Stored rows ▸
Begin

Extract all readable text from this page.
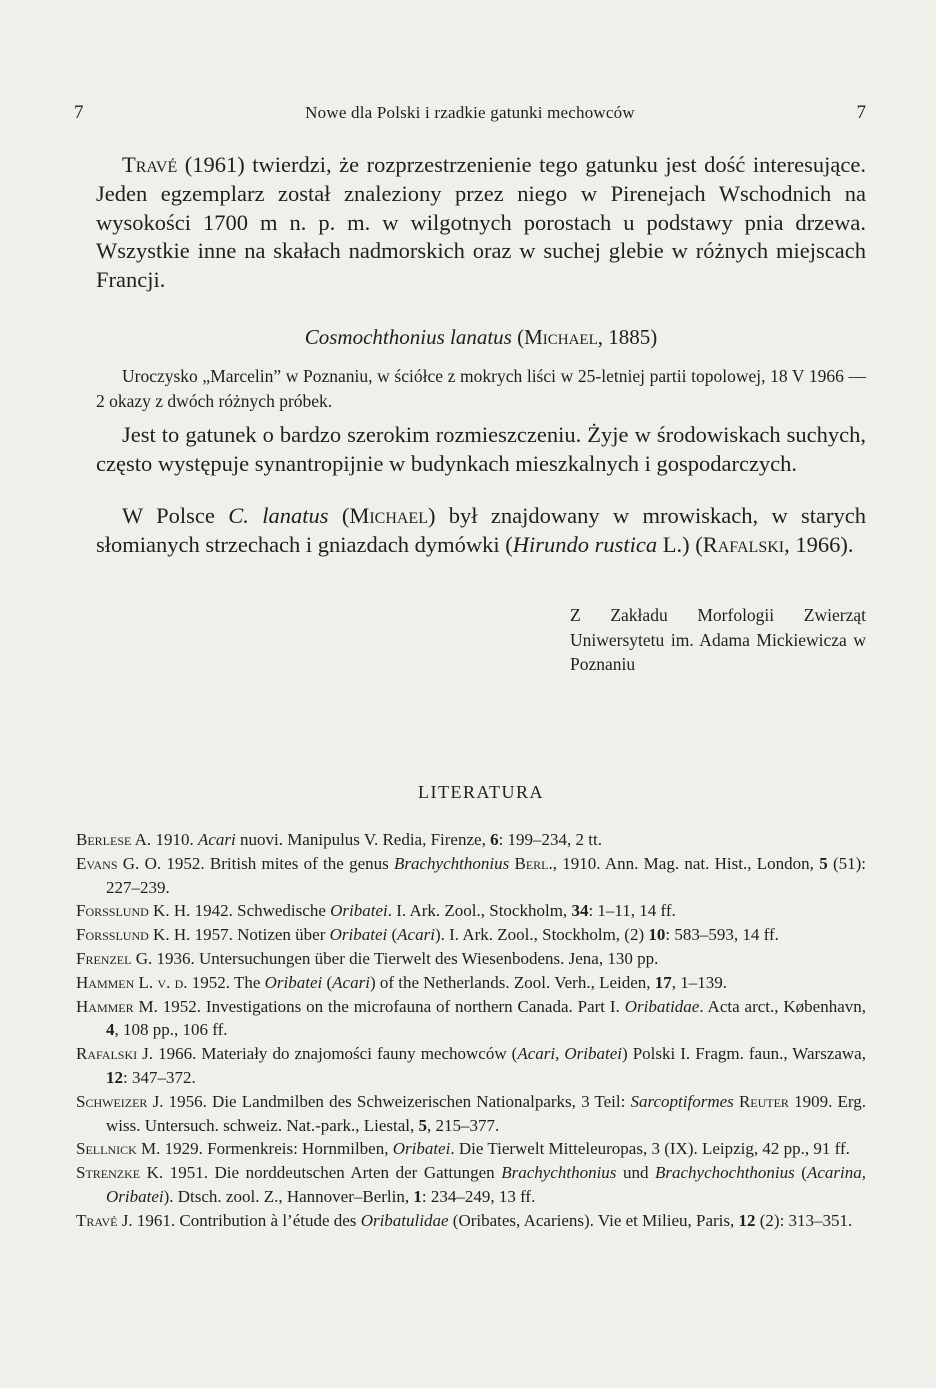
7	Nowe dla Polski i rzadkie gatunki mechowców	7

Travé (1961) twierdzi, że rozprzestrzenienie tego gatunku jest dość interesujące. Jeden egzemplarz został znaleziony przez niego w Pirenejach Wschodnich na wysokości 1700 m n. p. m. w wilgotnych porostach u podstawy pnia drzewa. Wszystkie inne na skałach nadmorskich oraz w suchej glebie w różnych miejscach Francji.

Cosmochthonius lanatus (Michael, 1885)

Uroczysko „Marcelin” w Poznaniu, w ściółce z mokrych liści w 25-letniej partii topolowej, 18 V 1966 — 2 okazy z dwóch różnych próbek.

Jest to gatunek o bardzo szerokim rozmieszczeniu. Żyje w środowiskach suchych, często występuje synantropijnie w budynkach mieszkalnych i gospodarczych.

W Polsce C. lanatus (Michael) był znajdowany w mrowiskach, w starych słomianych strzechach i gniazdach dymówki (Hirundo rustica L.) (Rafalski, 1966).

Z Zakładu Morfologii Zwierząt Uniwersytetu im. Adama Mickiewicza w Poznaniu

LITERATURA
Berlese A. 1910. Acari nuovi. Manipulus V. Redia, Firenze, 6: 199–234, 2 tt.
Evans G. O. 1952. British mites of the genus Brachychthonius Berl., 1910. Ann. Mag. nat. Hist., London, 5 (51): 227–239.
Forsslund K. H. 1942. Schwedische Oribatei. I. Ark. Zool., Stockholm, 34: 1–11, 14 ff.
Forsslund K. H. 1957. Notizen über Oribatei (Acari). I. Ark. Zool., Stockholm, (2) 10: 583–593, 14 ff.
Frenzel G. 1936. Untersuchungen über die Tierwelt des Wiesenbodens. Jena, 130 pp.
Hammen L. v. d. 1952. The Oribatei (Acari) of the Netherlands. Zool. Verh., Leiden, 17, 1–139.
Hammer M. 1952. Investigations on the microfauna of northern Canada. Part I. Oribatidae. Acta arct., København, 4, 108 pp., 106 ff.
Rafalski J. 1966. Materiały do znajomości fauny mechowców (Acari, Oribatei) Polski I. Fragm. faun., Warszawa, 12: 347–372.
Schweizer J. 1956. Die Landmilben des Schweizerischen Nationalparks, 3 Teil: Sarcoptiformes Reuter 1909. Erg. wiss. Untersuch. schweiz. Nat.-park., Liestal, 5, 215–377.
Sellnick M. 1929. Formenkreis: Hornmilben, Oribatei. Die Tierwelt Mitteleuropas, 3 (IX). Leipzig, 42 pp., 91 ff.
Strenzke K. 1951. Die norddeutschen Arten der Gattungen Brachychthonius und Brachychochthonius (Acarina, Oribatei). Dtsch. zool. Z., Hannover–Berlin, 1: 234–249, 13 ff.
Travé J. 1961. Contribution à l’étude des Oribatulidae (Oribates, Acariens). Vie et Milieu, Paris, 12 (2): 313–351.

End

What you will do ▸ Go through the records. Copy each line where "lanatus" appears.

Output of the task ▸
Cosmochthonius lanatus (Michael, 1885)
W Polsce C. lanatus (Michael) był znajdowany w mrowiskach, w starych słomianych strzechach i gniazdach dymówki (Hirundo rustica L.) (Rafalski, 1966).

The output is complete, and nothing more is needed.